SET TASK:
Return each line containing "sciencias".

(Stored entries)
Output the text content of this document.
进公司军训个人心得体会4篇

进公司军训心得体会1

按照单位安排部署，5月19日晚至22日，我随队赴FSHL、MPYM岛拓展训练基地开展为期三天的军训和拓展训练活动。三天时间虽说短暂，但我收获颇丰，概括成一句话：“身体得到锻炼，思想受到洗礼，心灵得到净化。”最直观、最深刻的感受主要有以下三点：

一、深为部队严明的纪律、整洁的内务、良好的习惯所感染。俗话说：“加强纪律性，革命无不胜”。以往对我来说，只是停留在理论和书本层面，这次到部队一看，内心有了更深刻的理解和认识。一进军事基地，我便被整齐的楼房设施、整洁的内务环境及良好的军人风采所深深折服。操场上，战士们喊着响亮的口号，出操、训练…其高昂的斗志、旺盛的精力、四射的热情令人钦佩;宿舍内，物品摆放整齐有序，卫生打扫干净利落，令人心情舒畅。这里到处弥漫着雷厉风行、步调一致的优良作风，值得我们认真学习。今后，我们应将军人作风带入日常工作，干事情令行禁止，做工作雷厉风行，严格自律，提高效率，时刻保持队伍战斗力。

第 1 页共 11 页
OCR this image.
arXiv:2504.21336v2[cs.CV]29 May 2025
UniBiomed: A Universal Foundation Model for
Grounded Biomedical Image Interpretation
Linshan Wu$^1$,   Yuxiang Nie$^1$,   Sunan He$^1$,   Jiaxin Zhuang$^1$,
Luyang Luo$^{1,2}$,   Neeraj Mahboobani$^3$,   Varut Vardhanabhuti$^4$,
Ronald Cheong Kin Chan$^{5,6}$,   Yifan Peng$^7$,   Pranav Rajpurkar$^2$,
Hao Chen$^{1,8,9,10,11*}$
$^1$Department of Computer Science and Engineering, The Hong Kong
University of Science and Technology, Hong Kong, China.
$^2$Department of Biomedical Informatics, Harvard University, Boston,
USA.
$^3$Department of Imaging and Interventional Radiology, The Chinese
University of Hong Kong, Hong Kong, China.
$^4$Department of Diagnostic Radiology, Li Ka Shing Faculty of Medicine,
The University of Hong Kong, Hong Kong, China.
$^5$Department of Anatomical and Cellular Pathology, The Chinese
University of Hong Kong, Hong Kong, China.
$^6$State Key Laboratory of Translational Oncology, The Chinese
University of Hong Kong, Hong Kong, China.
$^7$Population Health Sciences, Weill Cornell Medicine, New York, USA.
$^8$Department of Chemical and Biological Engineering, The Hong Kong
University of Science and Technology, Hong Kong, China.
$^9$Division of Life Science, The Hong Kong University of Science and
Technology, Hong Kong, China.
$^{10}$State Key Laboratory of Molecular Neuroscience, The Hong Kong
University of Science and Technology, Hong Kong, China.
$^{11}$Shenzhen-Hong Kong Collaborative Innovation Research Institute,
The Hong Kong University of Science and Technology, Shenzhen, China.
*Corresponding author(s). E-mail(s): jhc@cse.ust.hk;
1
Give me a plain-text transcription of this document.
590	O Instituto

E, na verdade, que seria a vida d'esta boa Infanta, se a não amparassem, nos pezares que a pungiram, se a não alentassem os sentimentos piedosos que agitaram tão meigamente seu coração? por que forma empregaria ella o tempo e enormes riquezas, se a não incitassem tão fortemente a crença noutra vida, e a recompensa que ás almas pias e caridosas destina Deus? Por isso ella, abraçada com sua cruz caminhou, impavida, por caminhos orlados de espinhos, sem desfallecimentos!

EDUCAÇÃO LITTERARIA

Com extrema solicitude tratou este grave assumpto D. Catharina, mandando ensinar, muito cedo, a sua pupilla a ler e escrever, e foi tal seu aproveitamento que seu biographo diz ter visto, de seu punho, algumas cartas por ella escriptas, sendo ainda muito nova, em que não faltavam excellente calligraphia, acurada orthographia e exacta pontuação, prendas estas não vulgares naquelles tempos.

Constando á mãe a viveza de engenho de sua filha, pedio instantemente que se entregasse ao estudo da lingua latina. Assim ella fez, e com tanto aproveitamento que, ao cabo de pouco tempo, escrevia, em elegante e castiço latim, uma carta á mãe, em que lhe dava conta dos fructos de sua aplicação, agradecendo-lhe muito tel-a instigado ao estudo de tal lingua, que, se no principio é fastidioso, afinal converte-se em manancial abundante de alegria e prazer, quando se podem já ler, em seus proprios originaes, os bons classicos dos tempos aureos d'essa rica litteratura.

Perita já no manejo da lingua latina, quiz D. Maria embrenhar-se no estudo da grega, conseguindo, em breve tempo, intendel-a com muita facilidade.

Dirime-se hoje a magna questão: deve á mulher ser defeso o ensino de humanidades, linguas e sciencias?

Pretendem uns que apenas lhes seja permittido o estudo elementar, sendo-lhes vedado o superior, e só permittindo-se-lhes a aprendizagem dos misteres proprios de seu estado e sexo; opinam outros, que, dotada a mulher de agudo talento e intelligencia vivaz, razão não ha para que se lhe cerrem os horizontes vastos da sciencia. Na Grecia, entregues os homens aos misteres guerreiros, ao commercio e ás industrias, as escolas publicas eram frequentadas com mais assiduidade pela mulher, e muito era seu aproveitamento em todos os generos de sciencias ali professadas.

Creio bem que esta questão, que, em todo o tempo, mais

FINAL RESULT:
Dirime-se hoje a magna questão: deve á mulher ser defeso o ensino de humanidades, linguas e sciencias?
Pretendem uns que apenas lhes seja permittido o estudo elementar, sendo-lhes vedado o superior, e só permittindo-se-lhes a aprendizagem dos misteres proprios de seu estado e sexo; opinam outros, que, dotada a mulher de agudo talento e intelligencia vivaz, razão não ha para que se lhe cerrem os horizontes vastos da sciencia. Na Grecia, entregues os homens aos misteres guerreiros, ao commercio e ás industrias, as escolas publicas eram frequentadas com mais assiduidade pela mulher, e muito era seu aproveitamento em todos os generos de sciencias ali professadas.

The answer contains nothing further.